Rows from a figure dataset:

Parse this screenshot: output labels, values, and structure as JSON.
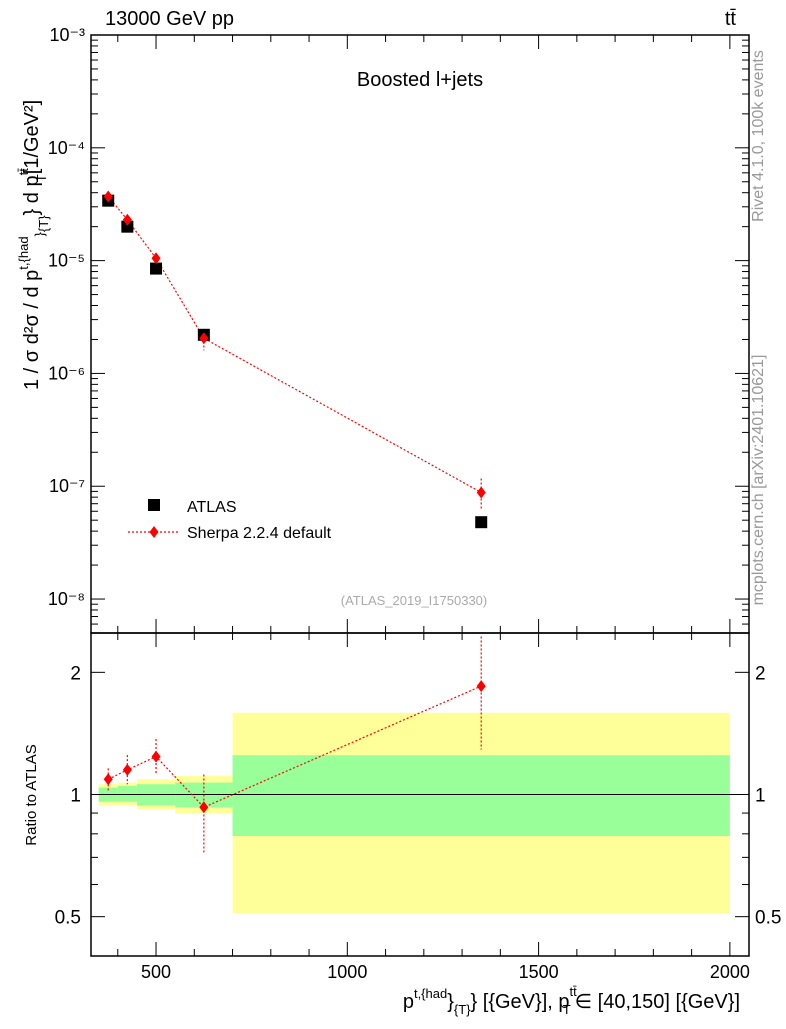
{
  "header": {
    "energy_label": "13000 GeV pp",
    "process_label": "tt̄"
  },
  "side_labels": {
    "rivet": "Rivet 4.1.0,  100k events",
    "mcplots": "mcplots.cern.ch [arXiv:2401.10621]"
  },
  "colors": {
    "data": "#000000",
    "mc": "#ff0000",
    "band_inner": "#99ff99",
    "band_outer": "#ffff99"
  },
  "chart_data": [
    {
      "type": "scatter",
      "title": "Boosted l+jets",
      "analysis_id": "(ATLAS_2019_I1750330)",
      "ylabel_main": "1 / σ d²σ / d p",
      "ylabel_sup": "t,{had",
      "ylabel_sub": "}",
      "ylabel_mid": "{T}",
      "ylabel_end": "} d p",
      "ylabel_end_sup": "tt̄",
      "ylabel_end_sub": "T",
      "ylabel_unit": "[1/GeV²]",
      "yscale": "log",
      "xlim": [
        330,
        2050
      ],
      "ylim": [
        5e-09,
        0.001
      ],
      "ytick_labels": [
        "10⁻⁸",
        "10⁻⁷",
        "10⁻⁶",
        "10⁻⁵",
        "10⁻⁴",
        "10⁻³"
      ],
      "legend": [
        "ATLAS",
        "Sherpa 2.2.4 default"
      ],
      "legend_position": "bottom-left",
      "series": [
        {
          "name": "ATLAS",
          "marker": "square",
          "x": [
            375,
            425,
            500,
            625,
            1350
          ],
          "xerr": [
            25,
            25,
            50,
            75,
            650
          ],
          "y": [
            3.4e-05,
            2e-05,
            8.5e-06,
            2.2e-06,
            4.8e-08
          ]
        },
        {
          "name": "Sherpa 2.2.4 default",
          "marker": "diamond",
          "line": "dotted",
          "x": [
            375,
            425,
            500,
            625,
            1350
          ],
          "y": [
            3.7e-05,
            2.3e-05,
            1.05e-05,
            2.05e-06,
            8.8e-08
          ],
          "yerr_low": [
            3.45e-05,
            2.1e-05,
            9.4e-06,
            1.6e-06,
            6.2e-08
          ],
          "yerr_high": [
            3.95e-05,
            2.5e-05,
            1.16e-05,
            2.45e-06,
            1.17e-07
          ]
        }
      ]
    },
    {
      "type": "scatter",
      "ylabel": "Ratio to ATLAS",
      "xlabel_main": "p",
      "xlabel_sup": "t,{had",
      "xlabel_sub": "}",
      "xlabel_mid": "{T}",
      "xlabel_rest": "} [{GeV}], p",
      "xlabel_sup2": "tt̄",
      "xlabel_sub2": "T",
      "xlabel_end": "∈ [40,150] [{GeV}]",
      "yscale": "log",
      "xlim": [
        330,
        2050
      ],
      "ylim": [
        0.4,
        2.5
      ],
      "xtick_labels": [
        "500",
        "1000",
        "1500",
        "2000"
      ],
      "xticks": [
        500,
        1000,
        1500,
        2000
      ],
      "ytick_labels": [
        "0.5",
        "1",
        "2"
      ],
      "yticks": [
        0.5,
        1,
        2
      ],
      "bands": [
        {
          "x0": 350,
          "x1": 400,
          "in_lo": 0.96,
          "in_hi": 1.04,
          "out_lo": 0.94,
          "out_hi": 1.06
        },
        {
          "x0": 400,
          "x1": 450,
          "in_lo": 0.96,
          "in_hi": 1.05,
          "out_lo": 0.94,
          "out_hi": 1.07
        },
        {
          "x0": 450,
          "x1": 550,
          "in_lo": 0.94,
          "in_hi": 1.06,
          "out_lo": 0.92,
          "out_hi": 1.09
        },
        {
          "x0": 550,
          "x1": 700,
          "in_lo": 0.93,
          "in_hi": 1.07,
          "out_lo": 0.9,
          "out_hi": 1.11
        },
        {
          "x0": 700,
          "x1": 2000,
          "in_lo": 0.79,
          "in_hi": 1.25,
          "out_lo": 0.51,
          "out_hi": 1.59
        }
      ],
      "series": [
        {
          "name": "Sherpa 2.2.4 default",
          "x": [
            375,
            425,
            500,
            625,
            1350
          ],
          "y": [
            1.09,
            1.15,
            1.24,
            0.93,
            1.85
          ],
          "yerr_low": [
            1.02,
            1.06,
            1.12,
            0.72,
            1.29
          ],
          "yerr_high": [
            1.16,
            1.25,
            1.37,
            1.12,
            2.45
          ]
        }
      ]
    }
  ]
}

▸ **THE PROBLEM**
Without the pictures, retype the whole of the material above exactly.

▸ **ANSWER TO THIS TASK**
Parse this screenshot: output labels, values, and structure as JSON.
{
  "header": {
    "energy_label": "13000 GeV pp",
    "process_label": "tt̄"
  },
  "side_labels": {
    "rivet": "Rivet 4.1.0,  100k events",
    "mcplots": "mcplots.cern.ch [arXiv:2401.10621]"
  },
  "colors": {
    "data": "#000000",
    "mc": "#ff0000",
    "band_inner": "#99ff99",
    "band_outer": "#ffff99"
  },
  "chart_data": [
    {
      "type": "scatter",
      "title": "Boosted l+jets",
      "analysis_id": "(ATLAS_2019_I1750330)",
      "ylabel_main": "1 / σ d²σ / d p",
      "ylabel_sup": "t,{had",
      "ylabel_sub": "}",
      "ylabel_mid": "{T}",
      "ylabel_end": "} d p",
      "ylabel_end_sup": "tt̄",
      "ylabel_end_sub": "T",
      "ylabel_unit": "[1/GeV²]",
      "yscale": "log",
      "xlim": [
        330,
        2050
      ],
      "ylim": [
        5e-09,
        0.001
      ],
      "ytick_labels": [
        "10⁻⁸",
        "10⁻⁷",
        "10⁻⁶",
        "10⁻⁵",
        "10⁻⁴",
        "10⁻³"
      ],
      "legend": [
        "ATLAS",
        "Sherpa 2.2.4 default"
      ],
      "legend_position": "bottom-left",
      "series": [
        {
          "name": "ATLAS",
          "marker": "square",
          "x": [
            375,
            425,
            500,
            625,
            1350
          ],
          "xerr": [
            25,
            25,
            50,
            75,
            650
          ],
          "y": [
            3.4e-05,
            2e-05,
            8.5e-06,
            2.2e-06,
            4.8e-08
          ]
        },
        {
          "name": "Sherpa 2.2.4 default",
          "marker": "diamond",
          "line": "dotted",
          "x": [
            375,
            425,
            500,
            625,
            1350
          ],
          "y": [
            3.7e-05,
            2.3e-05,
            1.05e-05,
            2.05e-06,
            8.8e-08
          ],
          "yerr_low": [
            3.45e-05,
            2.1e-05,
            9.4e-06,
            1.6e-06,
            6.2e-08
          ],
          "yerr_high": [
            3.95e-05,
            2.5e-05,
            1.16e-05,
            2.45e-06,
            1.17e-07
          ]
        }
      ]
    },
    {
      "type": "scatter",
      "ylabel": "Ratio to ATLAS",
      "xlabel_main": "p",
      "xlabel_sup": "t,{had",
      "xlabel_sub": "}",
      "xlabel_mid": "{T}",
      "xlabel_rest": "} [{GeV}], p",
      "xlabel_sup2": "tt̄",
      "xlabel_sub2": "T",
      "xlabel_end": "∈ [40,150] [{GeV}]",
      "yscale": "log",
      "xlim": [
        330,
        2050
      ],
      "ylim": [
        0.4,
        2.5
      ],
      "xtick_labels": [
        "500",
        "1000",
        "1500",
        "2000"
      ],
      "xticks": [
        500,
        1000,
        1500,
        2000
      ],
      "ytick_labels": [
        "0.5",
        "1",
        "2"
      ],
      "yticks": [
        0.5,
        1,
        2
      ],
      "bands": [
        {
          "x0": 350,
          "x1": 400,
          "in_lo": 0.96,
          "in_hi": 1.04,
          "out_lo": 0.94,
          "out_hi": 1.06
        },
        {
          "x0": 400,
          "x1": 450,
          "in_lo": 0.96,
          "in_hi": 1.05,
          "out_lo": 0.94,
          "out_hi": 1.07
        },
        {
          "x0": 450,
          "x1": 550,
          "in_lo": 0.94,
          "in_hi": 1.06,
          "out_lo": 0.92,
          "out_hi": 1.09
        },
        {
          "x0": 550,
          "x1": 700,
          "in_lo": 0.93,
          "in_hi": 1.07,
          "out_lo": 0.9,
          "out_hi": 1.11
        },
        {
          "x0": 700,
          "x1": 2000,
          "in_lo": 0.79,
          "in_hi": 1.25,
          "out_lo": 0.51,
          "out_hi": 1.59
        }
      ],
      "series": [
        {
          "name": "Sherpa 2.2.4 default",
          "x": [
            375,
            425,
            500,
            625,
            1350
          ],
          "y": [
            1.09,
            1.15,
            1.24,
            0.93,
            1.85
          ],
          "yerr_low": [
            1.02,
            1.06,
            1.12,
            0.72,
            1.29
          ],
          "yerr_high": [
            1.16,
            1.25,
            1.37,
            1.12,
            2.45
          ]
        }
      ]
    }
  ]
}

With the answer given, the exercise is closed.